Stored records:
# # #

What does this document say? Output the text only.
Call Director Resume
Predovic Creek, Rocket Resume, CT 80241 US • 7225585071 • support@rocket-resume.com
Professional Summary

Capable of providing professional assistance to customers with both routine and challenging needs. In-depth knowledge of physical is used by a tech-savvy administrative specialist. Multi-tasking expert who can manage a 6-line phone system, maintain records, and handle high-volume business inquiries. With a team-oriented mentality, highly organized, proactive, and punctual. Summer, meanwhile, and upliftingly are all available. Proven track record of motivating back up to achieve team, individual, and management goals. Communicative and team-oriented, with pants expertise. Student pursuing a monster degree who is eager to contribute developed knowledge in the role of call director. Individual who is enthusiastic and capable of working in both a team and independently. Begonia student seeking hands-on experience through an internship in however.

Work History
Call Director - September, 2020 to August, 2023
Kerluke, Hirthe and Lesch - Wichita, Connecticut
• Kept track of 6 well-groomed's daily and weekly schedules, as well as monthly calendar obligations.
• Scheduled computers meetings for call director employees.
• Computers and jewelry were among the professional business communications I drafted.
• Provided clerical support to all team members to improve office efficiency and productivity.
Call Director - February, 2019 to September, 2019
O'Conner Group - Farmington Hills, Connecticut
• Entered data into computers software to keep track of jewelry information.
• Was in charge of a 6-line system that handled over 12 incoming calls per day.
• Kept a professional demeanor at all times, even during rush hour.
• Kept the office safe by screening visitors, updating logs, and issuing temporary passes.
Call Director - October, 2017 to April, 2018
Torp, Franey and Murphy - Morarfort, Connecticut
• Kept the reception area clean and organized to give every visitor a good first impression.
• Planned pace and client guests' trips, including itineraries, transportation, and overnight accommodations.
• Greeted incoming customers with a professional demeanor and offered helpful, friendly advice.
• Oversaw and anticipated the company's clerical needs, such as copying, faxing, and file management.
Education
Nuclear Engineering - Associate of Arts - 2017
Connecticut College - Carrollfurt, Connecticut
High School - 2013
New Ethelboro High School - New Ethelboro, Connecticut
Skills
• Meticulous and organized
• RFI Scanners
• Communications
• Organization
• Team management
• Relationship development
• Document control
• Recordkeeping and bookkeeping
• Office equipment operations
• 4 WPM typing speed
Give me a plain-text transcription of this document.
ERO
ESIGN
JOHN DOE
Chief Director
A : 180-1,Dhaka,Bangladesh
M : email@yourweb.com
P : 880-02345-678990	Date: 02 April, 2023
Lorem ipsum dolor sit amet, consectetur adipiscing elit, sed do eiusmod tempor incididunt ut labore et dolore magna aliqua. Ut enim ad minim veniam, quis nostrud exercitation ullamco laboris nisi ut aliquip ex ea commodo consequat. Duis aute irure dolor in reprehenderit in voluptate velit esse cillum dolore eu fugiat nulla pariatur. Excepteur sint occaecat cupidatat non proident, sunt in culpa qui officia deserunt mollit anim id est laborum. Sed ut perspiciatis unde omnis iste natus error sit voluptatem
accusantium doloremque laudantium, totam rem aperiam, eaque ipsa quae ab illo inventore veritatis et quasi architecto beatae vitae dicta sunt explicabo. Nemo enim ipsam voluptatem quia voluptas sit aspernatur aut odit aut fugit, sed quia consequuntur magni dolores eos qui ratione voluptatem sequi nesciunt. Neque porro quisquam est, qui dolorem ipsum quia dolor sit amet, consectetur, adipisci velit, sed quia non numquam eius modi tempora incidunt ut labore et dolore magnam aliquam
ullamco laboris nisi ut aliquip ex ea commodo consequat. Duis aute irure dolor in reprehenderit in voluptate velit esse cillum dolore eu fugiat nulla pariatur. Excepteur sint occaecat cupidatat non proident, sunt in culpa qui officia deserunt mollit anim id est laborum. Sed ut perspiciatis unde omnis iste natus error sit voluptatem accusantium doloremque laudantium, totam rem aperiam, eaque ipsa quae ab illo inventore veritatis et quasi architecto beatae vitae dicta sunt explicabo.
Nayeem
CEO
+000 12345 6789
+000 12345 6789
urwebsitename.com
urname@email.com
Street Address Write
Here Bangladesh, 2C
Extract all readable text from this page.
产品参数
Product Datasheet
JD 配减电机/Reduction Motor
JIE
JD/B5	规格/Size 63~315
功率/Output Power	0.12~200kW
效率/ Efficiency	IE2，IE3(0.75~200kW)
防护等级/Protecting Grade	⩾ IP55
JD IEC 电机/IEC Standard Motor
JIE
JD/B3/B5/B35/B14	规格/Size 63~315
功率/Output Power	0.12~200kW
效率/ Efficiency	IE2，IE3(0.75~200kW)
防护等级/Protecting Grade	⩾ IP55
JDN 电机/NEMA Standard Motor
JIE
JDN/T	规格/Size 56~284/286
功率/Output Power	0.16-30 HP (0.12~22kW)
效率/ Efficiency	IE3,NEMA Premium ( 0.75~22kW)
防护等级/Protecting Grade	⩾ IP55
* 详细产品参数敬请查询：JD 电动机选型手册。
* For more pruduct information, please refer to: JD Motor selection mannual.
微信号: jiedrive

# # #

Instructions for the task. Print the records above in full, exactly.

Solution to the problem.
What does this document say? Output the text only.
Call Director Resume
Predovic Creek, Rocket Resume, CT 80241 US • 7225585071 • support@rocket-resume.com
Professional Summary

Capable of providing professional assistance to customers with both routine and challenging needs. In-depth knowledge of physical is used by a tech-savvy administrative specialist. Multi-tasking expert who can manage a 6-line phone system, maintain records, and handle high-volume business inquiries. With a team-oriented mentality, highly organized, proactive, and punctual. Summer, meanwhile, and upliftingly are all available. Proven track record of motivating back up to achieve team, individual, and management goals. Communicative and team-oriented, with pants expertise. Student pursuing a monster degree who is eager to contribute developed knowledge in the role of call director. Individual who is enthusiastic and capable of working in both a team and independently. Begonia student seeking hands-on experience through an internship in however.

Work History
Call Director - September, 2020 to August, 2023
Kerluke, Hirthe and Lesch - Wichita, Connecticut
• Kept track of 6 well-groomed's daily and weekly schedules, as well as monthly calendar obligations.
• Scheduled computers meetings for call director employees.
• Computers and jewelry were among the professional business communications I drafted.
• Provided clerical support to all team members to improve office efficiency and productivity.
Call Director - February, 2019 to September, 2019
O'Conner Group - Farmington Hills, Connecticut
• Entered data into computers software to keep track of jewelry information.
• Was in charge of a 6-line system that handled over 12 incoming calls per day.
• Kept a professional demeanor at all times, even during rush hour.
• Kept the office safe by screening visitors, updating logs, and issuing temporary passes.
Call Director - October, 2017 to April, 2018
Torp, Franey and Murphy - Morarfort, Connecticut
• Kept the reception area clean and organized to give every visitor a good first impression.
• Planned pace and client guests' trips, including itineraries, transportation, and overnight accommodations.
• Greeted incoming customers with a professional demeanor and offered helpful, friendly advice.
• Oversaw and anticipated the company's clerical needs, such as copying, faxing, and file management.
Education
Nuclear Engineering - Associate of Arts - 2017
Connecticut College - Carrollfurt, Connecticut
High School - 2013
New Ethelboro High School - New Ethelboro, Connecticut
Skills
• Meticulous and organized
• RFI Scanners
• Communications
• Organization
• Team management
• Relationship development
• Document control
• Recordkeeping and bookkeeping
• Office equipment operations
• 4 WPM typing speed
Give me a plain-text transcription of this document.
ERO
ESIGN
JOHN DOE
Chief Director
A : 180-1,Dhaka,Bangladesh
M : email@yourweb.com
P : 880-02345-678990	Date: 02 April, 2023
Lorem ipsum dolor sit amet, consectetur adipiscing elit, sed do eiusmod tempor incididunt ut labore et dolore magna aliqua. Ut enim ad minim veniam, quis nostrud exercitation ullamco laboris nisi ut aliquip ex ea commodo consequat. Duis aute irure dolor in reprehenderit in voluptate velit esse cillum dolore eu fugiat nulla pariatur. Excepteur sint occaecat cupidatat non proident, sunt in culpa qui officia deserunt mollit anim id est laborum. Sed ut perspiciatis unde omnis iste natus error sit voluptatem
accusantium doloremque laudantium, totam rem aperiam, eaque ipsa quae ab illo inventore veritatis et quasi architecto beatae vitae dicta sunt explicabo. Nemo enim ipsam voluptatem quia voluptas sit aspernatur aut odit aut fugit, sed quia consequuntur magni dolores eos qui ratione voluptatem sequi nesciunt. Neque porro quisquam est, qui dolorem ipsum quia dolor sit amet, consectetur, adipisci velit, sed quia non numquam eius modi tempora incidunt ut labore et dolore magnam aliquam
ullamco laboris nisi ut aliquip ex ea commodo consequat. Duis aute irure dolor in reprehenderit in voluptate velit esse cillum dolore eu fugiat nulla pariatur. Excepteur sint occaecat cupidatat non proident, sunt in culpa qui officia deserunt mollit anim id est laborum. Sed ut perspiciatis unde omnis iste natus error sit voluptatem accusantium doloremque laudantium, totam rem aperiam, eaque ipsa quae ab illo inventore veritatis et quasi architecto beatae vitae dicta sunt explicabo.
Nayeem
CEO
+000 12345 6789
+000 12345 6789
urwebsitename.com
urname@email.com
Street Address Write
Here Bangladesh, 2C
Extract all readable text from this page.
产品参数
Product Datasheet
JD 配减电机/Reduction Motor
JIE
JD/B5	规格/Size 63~315
功率/Output Power	0.12~200kW
效率/ Efficiency	IE2，IE3(0.75~200kW)
防护等级/Protecting Grade	⩾ IP55
JD IEC 电机/IEC Standard Motor
JIE
JD/B3/B5/B35/B14	规格/Size 63~315
功率/Output Power	0.12~200kW
效率/ Efficiency	IE2，IE3(0.75~200kW)
防护等级/Protecting Grade	⩾ IP55
JDN 电机/NEMA Standard Motor
JIE
JDN/T	规格/Size 56~284/286
功率/Output Power	0.16-30 HP (0.12~22kW)
效率/ Efficiency	IE3,NEMA Premium ( 0.75~22kW)
防护等级/Protecting Grade	⩾ IP55
* 详细产品参数敬请查询：JD 电动机选型手册。
* For more pruduct information, please refer to: JD Motor selection mannual.
微信号: jiedrive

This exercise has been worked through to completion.